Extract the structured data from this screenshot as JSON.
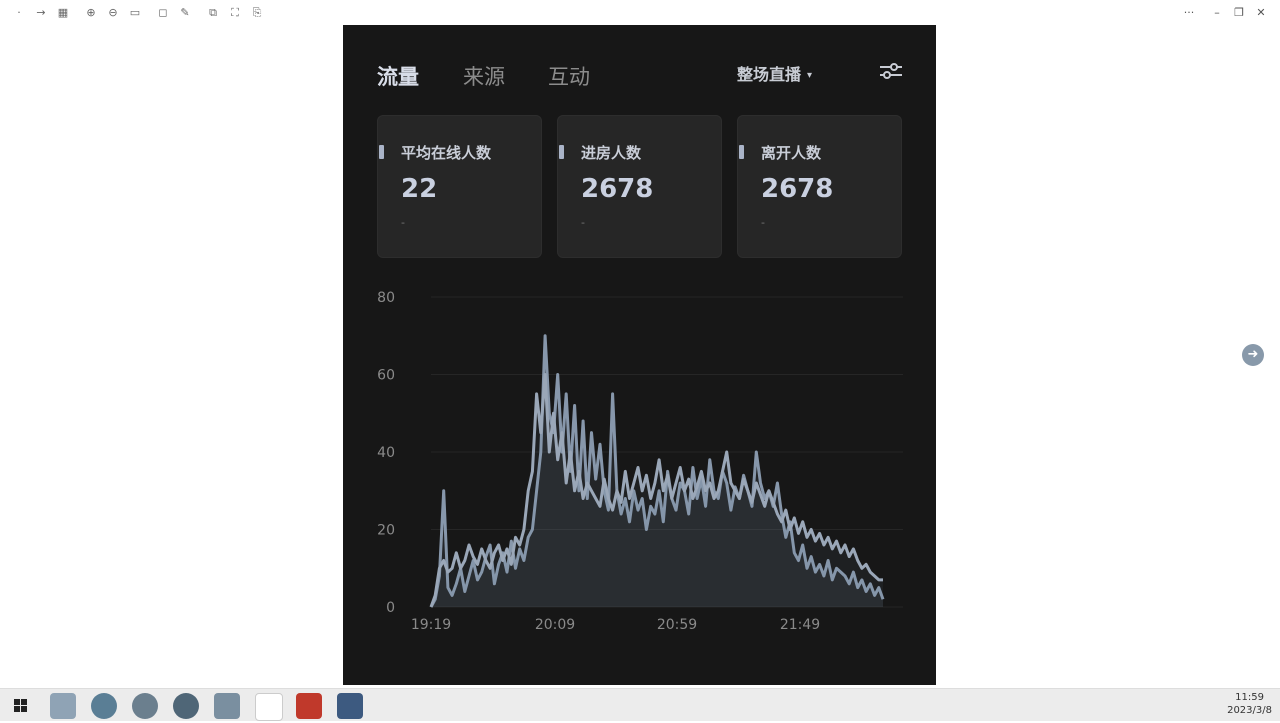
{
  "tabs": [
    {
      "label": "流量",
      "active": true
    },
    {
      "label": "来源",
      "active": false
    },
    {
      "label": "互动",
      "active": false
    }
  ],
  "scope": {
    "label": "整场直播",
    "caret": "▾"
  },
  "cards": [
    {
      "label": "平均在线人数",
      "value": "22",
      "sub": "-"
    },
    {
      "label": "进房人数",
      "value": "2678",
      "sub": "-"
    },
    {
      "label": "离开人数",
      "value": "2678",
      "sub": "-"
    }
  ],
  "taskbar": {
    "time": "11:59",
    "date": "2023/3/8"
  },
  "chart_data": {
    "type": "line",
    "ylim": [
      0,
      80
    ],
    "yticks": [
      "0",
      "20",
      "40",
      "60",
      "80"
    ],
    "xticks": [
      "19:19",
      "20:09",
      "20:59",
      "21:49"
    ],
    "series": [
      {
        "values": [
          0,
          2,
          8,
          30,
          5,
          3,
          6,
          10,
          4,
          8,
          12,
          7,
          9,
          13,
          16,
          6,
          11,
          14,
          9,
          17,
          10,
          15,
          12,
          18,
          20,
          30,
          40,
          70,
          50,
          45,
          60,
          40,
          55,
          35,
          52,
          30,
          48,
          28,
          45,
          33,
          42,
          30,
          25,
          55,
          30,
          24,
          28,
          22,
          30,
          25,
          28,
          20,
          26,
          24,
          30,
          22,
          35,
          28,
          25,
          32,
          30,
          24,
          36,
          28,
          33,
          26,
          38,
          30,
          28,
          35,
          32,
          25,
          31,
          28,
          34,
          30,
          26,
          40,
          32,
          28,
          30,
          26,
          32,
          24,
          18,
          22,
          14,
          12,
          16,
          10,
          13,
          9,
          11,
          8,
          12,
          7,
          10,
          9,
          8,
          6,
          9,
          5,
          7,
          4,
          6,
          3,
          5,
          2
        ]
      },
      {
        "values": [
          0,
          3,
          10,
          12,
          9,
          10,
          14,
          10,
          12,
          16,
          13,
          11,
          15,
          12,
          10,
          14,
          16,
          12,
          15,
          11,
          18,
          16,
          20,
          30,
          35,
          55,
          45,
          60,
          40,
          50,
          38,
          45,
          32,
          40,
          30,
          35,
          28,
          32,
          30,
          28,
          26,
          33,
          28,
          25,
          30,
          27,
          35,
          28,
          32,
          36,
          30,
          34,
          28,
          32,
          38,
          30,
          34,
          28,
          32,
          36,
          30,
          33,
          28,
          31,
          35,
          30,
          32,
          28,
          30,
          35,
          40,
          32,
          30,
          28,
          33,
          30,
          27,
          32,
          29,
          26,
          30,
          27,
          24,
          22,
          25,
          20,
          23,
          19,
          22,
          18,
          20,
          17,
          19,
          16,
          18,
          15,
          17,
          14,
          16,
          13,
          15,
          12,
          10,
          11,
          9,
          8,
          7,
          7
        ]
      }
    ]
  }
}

*****

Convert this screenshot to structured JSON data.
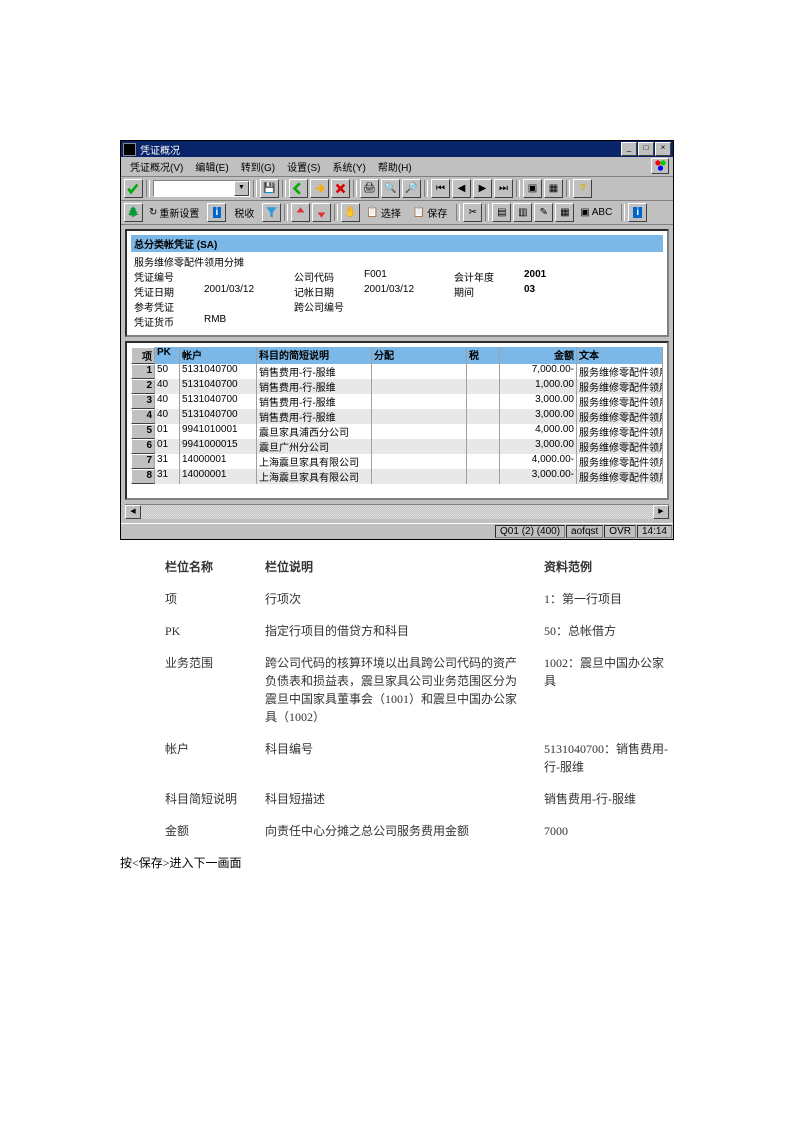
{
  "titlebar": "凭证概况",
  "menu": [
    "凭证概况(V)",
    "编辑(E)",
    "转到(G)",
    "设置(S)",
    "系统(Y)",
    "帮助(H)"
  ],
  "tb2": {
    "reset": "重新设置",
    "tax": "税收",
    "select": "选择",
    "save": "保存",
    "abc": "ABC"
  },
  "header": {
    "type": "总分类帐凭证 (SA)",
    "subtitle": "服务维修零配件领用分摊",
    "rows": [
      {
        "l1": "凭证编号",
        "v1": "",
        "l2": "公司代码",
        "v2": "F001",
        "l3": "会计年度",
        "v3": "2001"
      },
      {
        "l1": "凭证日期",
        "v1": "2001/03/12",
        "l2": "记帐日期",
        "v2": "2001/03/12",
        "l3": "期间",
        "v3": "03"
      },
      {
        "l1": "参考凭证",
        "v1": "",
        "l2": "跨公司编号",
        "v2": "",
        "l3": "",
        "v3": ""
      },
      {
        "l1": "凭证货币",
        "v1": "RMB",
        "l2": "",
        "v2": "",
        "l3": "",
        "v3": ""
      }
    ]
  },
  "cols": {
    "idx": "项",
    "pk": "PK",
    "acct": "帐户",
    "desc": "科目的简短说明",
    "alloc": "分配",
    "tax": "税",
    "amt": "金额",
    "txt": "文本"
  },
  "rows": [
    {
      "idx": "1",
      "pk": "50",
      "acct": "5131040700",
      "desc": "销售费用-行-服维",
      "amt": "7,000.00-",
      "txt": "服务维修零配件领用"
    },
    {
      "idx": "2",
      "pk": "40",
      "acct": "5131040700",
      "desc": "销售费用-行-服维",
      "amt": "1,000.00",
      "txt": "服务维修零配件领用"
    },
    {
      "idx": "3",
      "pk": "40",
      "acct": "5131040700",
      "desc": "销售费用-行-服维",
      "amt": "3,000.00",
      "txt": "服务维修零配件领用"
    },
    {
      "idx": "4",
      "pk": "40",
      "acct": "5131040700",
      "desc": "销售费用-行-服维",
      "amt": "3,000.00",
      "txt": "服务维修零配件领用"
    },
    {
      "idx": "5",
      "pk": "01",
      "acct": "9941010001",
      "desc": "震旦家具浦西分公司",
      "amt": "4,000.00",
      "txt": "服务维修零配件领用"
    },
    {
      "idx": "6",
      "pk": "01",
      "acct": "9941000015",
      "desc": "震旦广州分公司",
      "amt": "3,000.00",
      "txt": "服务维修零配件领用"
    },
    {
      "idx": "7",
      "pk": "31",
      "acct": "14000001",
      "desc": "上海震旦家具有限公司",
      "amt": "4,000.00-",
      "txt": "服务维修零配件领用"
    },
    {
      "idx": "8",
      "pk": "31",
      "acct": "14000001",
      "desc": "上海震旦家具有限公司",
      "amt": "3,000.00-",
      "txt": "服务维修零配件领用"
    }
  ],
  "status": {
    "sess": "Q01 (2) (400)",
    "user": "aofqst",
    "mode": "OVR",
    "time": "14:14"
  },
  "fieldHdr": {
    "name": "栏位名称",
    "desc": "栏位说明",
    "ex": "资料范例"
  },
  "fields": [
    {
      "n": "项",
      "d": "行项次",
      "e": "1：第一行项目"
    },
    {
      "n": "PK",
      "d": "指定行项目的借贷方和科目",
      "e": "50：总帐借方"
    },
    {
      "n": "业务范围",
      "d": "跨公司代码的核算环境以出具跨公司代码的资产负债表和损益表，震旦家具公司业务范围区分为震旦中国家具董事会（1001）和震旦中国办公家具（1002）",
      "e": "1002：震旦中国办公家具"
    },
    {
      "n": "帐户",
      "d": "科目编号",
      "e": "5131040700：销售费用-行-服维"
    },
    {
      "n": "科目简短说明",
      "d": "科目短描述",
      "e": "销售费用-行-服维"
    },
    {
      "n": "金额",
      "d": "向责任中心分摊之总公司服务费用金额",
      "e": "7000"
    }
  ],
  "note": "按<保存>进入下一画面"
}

*****

» Task requirements
Return all lines containing the word "label".

» Expected answer
      "label": "流量",
      "label": "来源",
      "label": "互动",
    "label": "整场直播",
      "label": "平均在线人数",
      "label": "进房人数",
      "label": "离开人数",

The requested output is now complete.